[AIM OF THE EXERCISE] Extract each line containing the string "JSON".

[SUPPLIED ENTRIES]
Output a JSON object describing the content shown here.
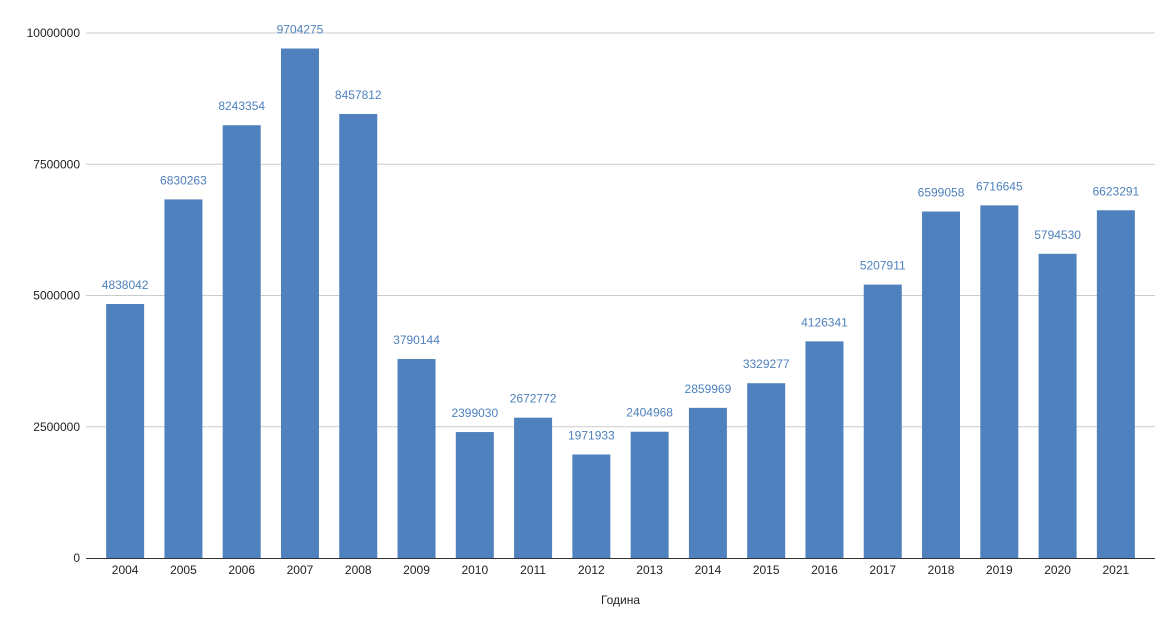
{
  "chart_data": {
    "type": "bar",
    "categories": [
      "2004",
      "2005",
      "2006",
      "2007",
      "2008",
      "2009",
      "2010",
      "2011",
      "2012",
      "2013",
      "2014",
      "2015",
      "2016",
      "2017",
      "2018",
      "2019",
      "2020",
      "2021"
    ],
    "series": [
      {
        "values": [
          4838042,
          6830263,
          8243354,
          9704275,
          8457812,
          3790144,
          2399030,
          2672772,
          1971933,
          2404968,
          2859969,
          3329277,
          4126341,
          5207911,
          6599058,
          6716645,
          5794530,
          6623291
        ],
        "color": "#4e81bd"
      }
    ],
    "data_labels": [
      "4838042",
      "6830263",
      "8243354",
      "9704275",
      "8457812",
      "3790144",
      "2399030",
      "2672772",
      "1971933",
      "2404968",
      "2859969",
      "3329277",
      "4126341",
      "5207911",
      "6599058",
      "6716645",
      "5794530",
      "6623291"
    ],
    "title": "",
    "xlabel": "Година",
    "ylabel": "",
    "ylim": [
      0,
      10000000
    ],
    "yticks": [
      0,
      2500000,
      5000000,
      7500000,
      10000000
    ],
    "ytick_labels": [
      "0",
      "2500000",
      "5000000",
      "7500000",
      "10000000"
    ],
    "grid": true,
    "legend": "none",
    "colors": {
      "bar": "#4e81bd",
      "label": "#4e81bd",
      "grid": "#cccccc",
      "axis": "#333333"
    }
  }
}
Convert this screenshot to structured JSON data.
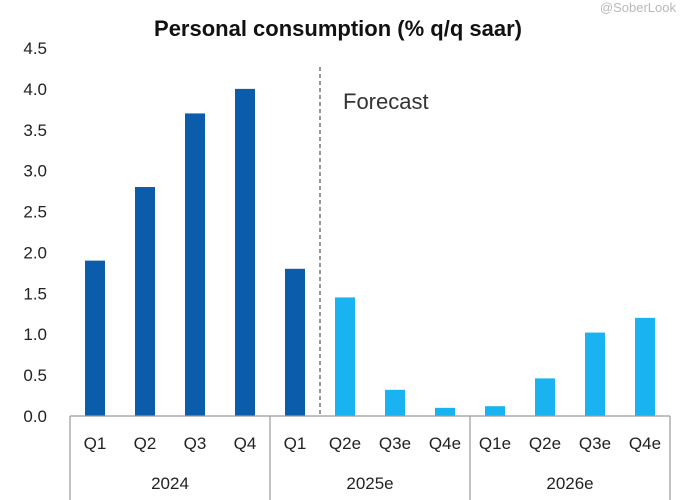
{
  "watermark": "@SoberLook",
  "chart_data": {
    "type": "bar",
    "title": "Personal consumption (% q/q saar)",
    "xlabel": "",
    "ylabel": "",
    "ylim": [
      0,
      4.5
    ],
    "yticks": [
      "0.0",
      "0.5",
      "1.0",
      "1.5",
      "2.0",
      "2.5",
      "3.0",
      "3.5",
      "4.0",
      "4.5"
    ],
    "grid": false,
    "categories": [
      "Q1",
      "Q2",
      "Q3",
      "Q4",
      "Q1",
      "Q2e",
      "Q3e",
      "Q4e",
      "Q1e",
      "Q2e",
      "Q3e",
      "Q4e"
    ],
    "values": [
      1.9,
      2.8,
      3.7,
      4.0,
      1.8,
      1.45,
      0.32,
      0.1,
      0.12,
      0.46,
      1.02,
      1.2
    ],
    "actual_color": "#0b5cab",
    "forecast_color": "#1ab3f2",
    "forecast_start_index": 5,
    "year_groups": [
      {
        "label": "2024",
        "start": 0,
        "end": 3
      },
      {
        "label": "2025e",
        "start": 4,
        "end": 7
      },
      {
        "label": "2026e",
        "start": 8,
        "end": 11
      }
    ],
    "annotation": "Forecast"
  }
}
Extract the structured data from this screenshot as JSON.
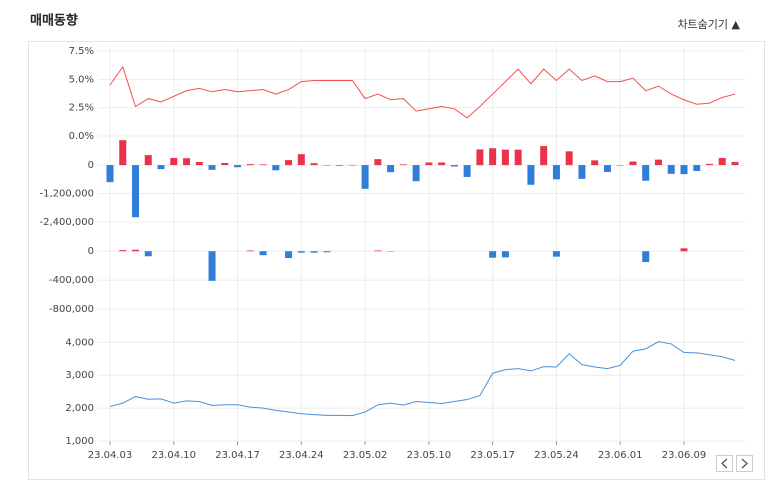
{
  "header": {
    "title": "매매동향",
    "toggle": "차트숨기기 ▲"
  },
  "chart_data": [
    {
      "type": "line",
      "color": "#f0524f",
      "grid": true,
      "values": [
        4.5,
        6.1,
        2.6,
        3.3,
        3.0,
        3.5,
        4.0,
        4.2,
        3.9,
        4.1,
        3.9,
        4.0,
        4.1,
        3.7,
        4.1,
        4.8,
        4.9,
        4.9,
        4.9,
        4.9,
        3.3,
        3.7,
        3.2,
        3.3,
        2.2,
        2.4,
        2.6,
        2.4,
        1.6,
        2.6,
        3.7,
        4.8,
        5.9,
        4.6,
        5.9,
        4.9,
        5.9,
        4.9,
        5.3,
        4.8,
        4.8,
        5.1,
        4.0,
        4.4,
        3.7,
        3.2,
        2.8,
        2.9,
        3.4,
        3.7
      ],
      "ylim": [
        0,
        7.5
      ],
      "yticks": [
        {
          "value": 7.5,
          "label": "7.5%"
        },
        {
          "value": 5.0,
          "label": "5.0%"
        },
        {
          "value": 2.5,
          "label": "2.5%"
        },
        {
          "value": 0.0,
          "label": "0.0%"
        }
      ]
    },
    {
      "type": "bar",
      "positive_color": "#e8334a",
      "negative_color": "#2f7ed8",
      "grid": true,
      "values": [
        -720000,
        1050000,
        -2200000,
        420000,
        -170000,
        300000,
        290000,
        130000,
        -200000,
        90000,
        -90000,
        40000,
        30000,
        -220000,
        210000,
        460000,
        80000,
        -20000,
        -30000,
        -20000,
        -1000000,
        250000,
        -300000,
        30000,
        -680000,
        110000,
        110000,
        -60000,
        -500000,
        660000,
        710000,
        650000,
        650000,
        -830000,
        800000,
        -600000,
        580000,
        -580000,
        200000,
        -290000,
        -20000,
        150000,
        -660000,
        230000,
        -370000,
        -380000,
        -250000,
        50000,
        300000,
        130000
      ],
      "ylim": [
        -2400000,
        1100000
      ],
      "yticks": [
        0,
        {
          "value": -1200000,
          "label": "-1,200,000"
        },
        {
          "value": -2400000,
          "label": "-2,400,000"
        }
      ]
    },
    {
      "type": "bar",
      "positive_color": "#e8334a",
      "negative_color": "#2f7ed8",
      "grid": true,
      "values": [
        0,
        15000,
        20000,
        -70000,
        0,
        0,
        0,
        0,
        -410000,
        0,
        0,
        10000,
        -55000,
        0,
        -95000,
        -20000,
        -20000,
        -15000,
        0,
        0,
        0,
        10000,
        -5000,
        0,
        0,
        0,
        0,
        0,
        0,
        0,
        -90000,
        -85000,
        0,
        0,
        0,
        -75000,
        0,
        0,
        0,
        0,
        0,
        0,
        -150000,
        0,
        0,
        40000,
        0,
        0,
        0,
        0
      ],
      "ylim": [
        -800000,
        100000
      ],
      "yticks": [
        0,
        {
          "value": -400000,
          "label": "-400,000"
        },
        {
          "value": -800000,
          "label": "-800,000"
        }
      ]
    },
    {
      "type": "line",
      "color": "#4a90d9",
      "grid": true,
      "values": [
        2050,
        2150,
        2350,
        2270,
        2280,
        2150,
        2220,
        2200,
        2080,
        2100,
        2100,
        2030,
        2000,
        1930,
        1880,
        1830,
        1800,
        1780,
        1780,
        1770,
        1880,
        2100,
        2150,
        2090,
        2200,
        2170,
        2140,
        2200,
        2260,
        2380,
        3060,
        3170,
        3200,
        3130,
        3260,
        3250,
        3650,
        3320,
        3250,
        3200,
        3300,
        3730,
        3800,
        4020,
        3950,
        3690,
        3680,
        3620,
        3560,
        3450
      ],
      "ylim": [
        1000,
        4100
      ],
      "yticks": [
        {
          "value": 4000,
          "label": "4,000"
        },
        {
          "value": 3000,
          "label": "3,000"
        },
        {
          "value": 2000,
          "label": "2,000"
        },
        {
          "value": 1000,
          "label": "1,000"
        }
      ],
      "categories": [
        "23.04.03",
        null,
        null,
        null,
        null,
        "23.04.10",
        null,
        null,
        null,
        null,
        "23.04.17",
        null,
        null,
        null,
        null,
        "23.04.24",
        null,
        null,
        null,
        null,
        "23.05.02",
        null,
        null,
        null,
        null,
        "23.05.10",
        null,
        null,
        null,
        null,
        "23.05.17",
        null,
        null,
        null,
        null,
        "23.05.24",
        null,
        null,
        null,
        null,
        "23.06.01",
        null,
        null,
        null,
        null,
        "23.06.09",
        null,
        null,
        null,
        null
      ]
    }
  ]
}
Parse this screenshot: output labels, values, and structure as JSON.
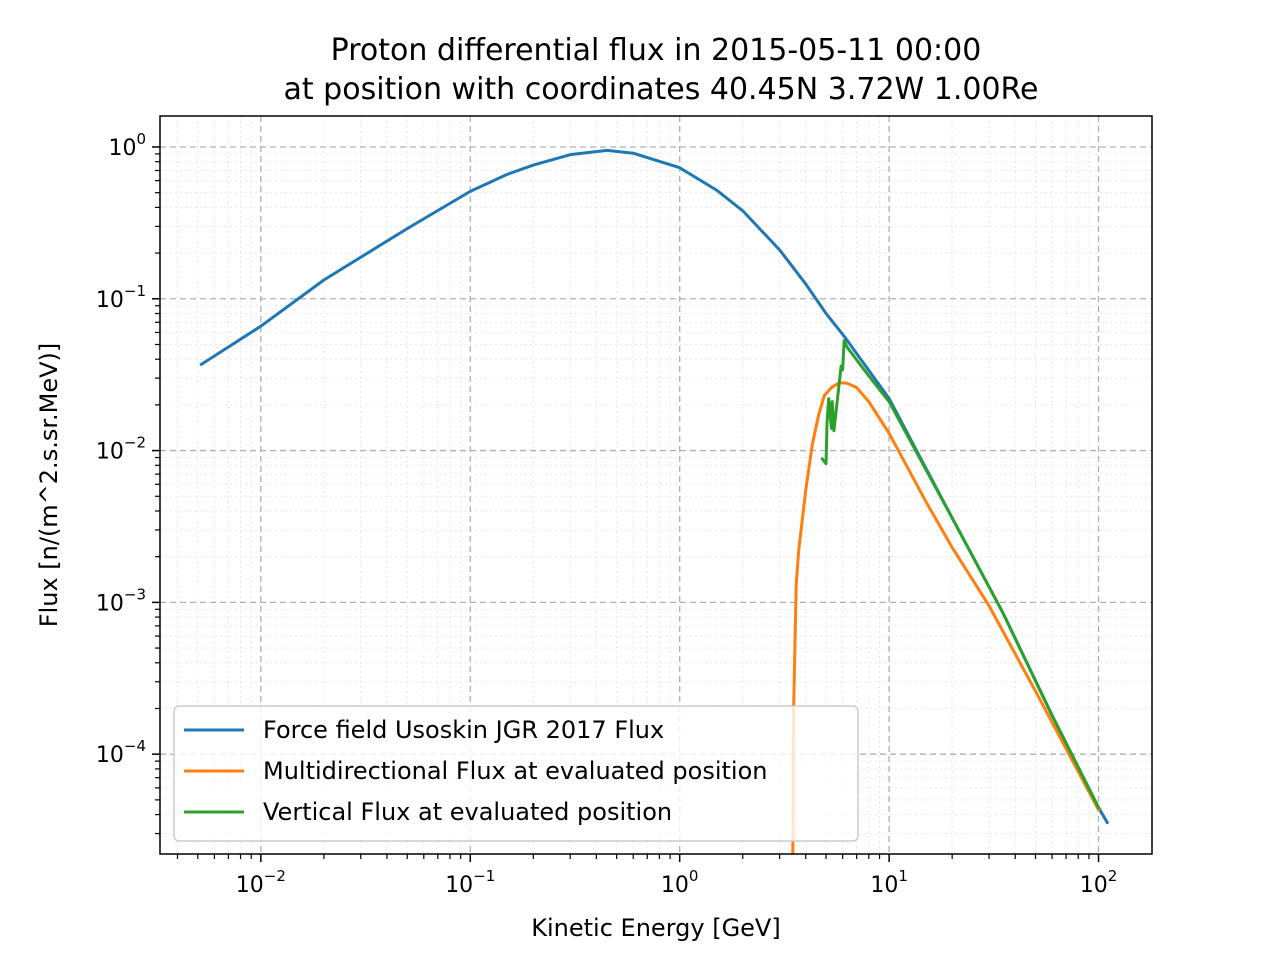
{
  "chart_data": {
    "type": "line",
    "title": "Proton differential flux in 2015-05-11 00:00",
    "subtitle": "at position with coordinates 40.45N 3.72W 1.00Re",
    "xlabel": "Kinetic Energy [GeV]",
    "ylabel": "Flux [n/(m^2.s.sr.MeV)]",
    "xscale": "log",
    "yscale": "log",
    "xlim": [
      0.0033,
      180
    ],
    "ylim": [
      2.2e-05,
      1.6
    ],
    "xticks": [
      {
        "value": 0.01,
        "base": "10",
        "exp": "−2"
      },
      {
        "value": 0.1,
        "base": "10",
        "exp": "−1"
      },
      {
        "value": 1,
        "base": "10",
        "exp": "0"
      },
      {
        "value": 10,
        "base": "10",
        "exp": "1"
      },
      {
        "value": 100,
        "base": "10",
        "exp": "2"
      }
    ],
    "yticks": [
      {
        "value": 0.0001,
        "base": "10",
        "exp": "−4"
      },
      {
        "value": 0.001,
        "base": "10",
        "exp": "−3"
      },
      {
        "value": 0.01,
        "base": "10",
        "exp": "−2"
      },
      {
        "value": 0.1,
        "base": "10",
        "exp": "−1"
      },
      {
        "value": 1,
        "base": "10",
        "exp": "0"
      }
    ],
    "grid": true,
    "legend_position": "lower-left",
    "series": [
      {
        "name": "Force field Usoskin JGR 2017 Flux",
        "color": "#1f77b4",
        "points": [
          [
            0.0052,
            0.037
          ],
          [
            0.01,
            0.066
          ],
          [
            0.02,
            0.133
          ],
          [
            0.05,
            0.29
          ],
          [
            0.1,
            0.51
          ],
          [
            0.15,
            0.66
          ],
          [
            0.2,
            0.76
          ],
          [
            0.3,
            0.89
          ],
          [
            0.45,
            0.95
          ],
          [
            0.6,
            0.91
          ],
          [
            1.0,
            0.73
          ],
          [
            1.5,
            0.52
          ],
          [
            2.0,
            0.38
          ],
          [
            3.0,
            0.21
          ],
          [
            4.0,
            0.125
          ],
          [
            5.0,
            0.08
          ],
          [
            6.2,
            0.055
          ],
          [
            10,
            0.022
          ],
          [
            20,
            0.0036
          ],
          [
            35,
            0.00085
          ],
          [
            60,
            0.00018
          ],
          [
            100,
            4.45e-05
          ],
          [
            110,
            3.55e-05
          ]
        ]
      },
      {
        "name": "Multidirectional Flux at evaluated position",
        "color": "#ff7f0e",
        "points": [
          [
            3.45,
            5.5e-06
          ],
          [
            3.5,
            0.0002
          ],
          [
            3.6,
            0.0013
          ],
          [
            3.7,
            0.0022
          ],
          [
            4.0,
            0.0055
          ],
          [
            4.3,
            0.011
          ],
          [
            4.6,
            0.017
          ],
          [
            4.9,
            0.023
          ],
          [
            5.3,
            0.026
          ],
          [
            5.8,
            0.028
          ],
          [
            6.3,
            0.0278
          ],
          [
            7.0,
            0.026
          ],
          [
            8.0,
            0.021
          ],
          [
            10,
            0.013
          ],
          [
            15,
            0.0046
          ],
          [
            20,
            0.0023
          ],
          [
            30,
            0.00095
          ],
          [
            50,
            0.00026
          ],
          [
            100,
            4.3e-05
          ]
        ]
      },
      {
        "name": "Vertical Flux at evaluated position",
        "color": "#2ca02c",
        "points": [
          [
            4.8,
            0.0088
          ],
          [
            5.0,
            0.0082
          ],
          [
            5.05,
            0.015
          ],
          [
            5.15,
            0.022
          ],
          [
            5.3,
            0.014
          ],
          [
            5.35,
            0.021
          ],
          [
            5.45,
            0.0135
          ],
          [
            5.9,
            0.036
          ],
          [
            6.0,
            0.034
          ],
          [
            6.1,
            0.053
          ],
          [
            6.3,
            0.048
          ],
          [
            8.0,
            0.031
          ],
          [
            10,
            0.021
          ],
          [
            20,
            0.0036
          ],
          [
            35,
            0.00085
          ],
          [
            60,
            0.00018
          ],
          [
            100,
            4.45e-05
          ]
        ]
      }
    ]
  }
}
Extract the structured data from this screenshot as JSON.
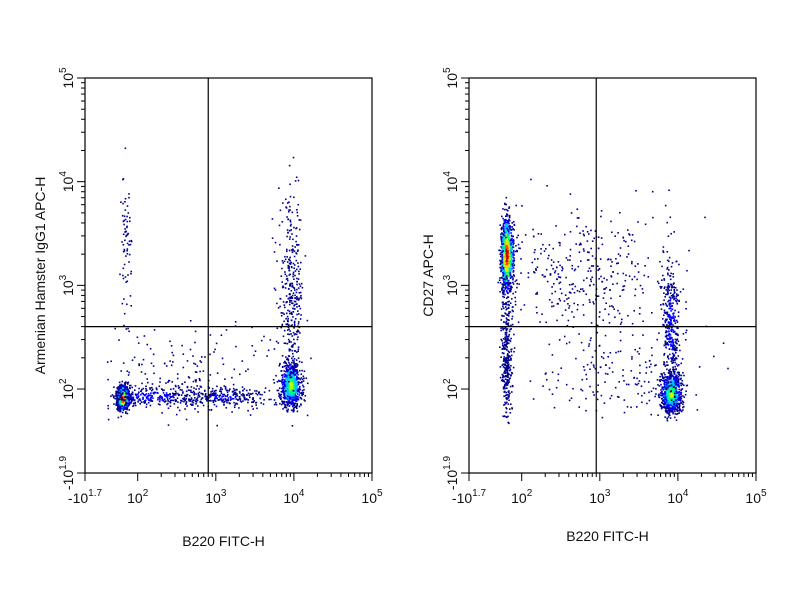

[FINISHED TASK]
Output a JSON object describing the content shown here.
Convert this screenshot to structured JSON data.
Extract the structured data from this screenshot as JSON.
Parse this screenshot: output labels, values, and structure as JSON.
Extract the structured data from this screenshot as JSON.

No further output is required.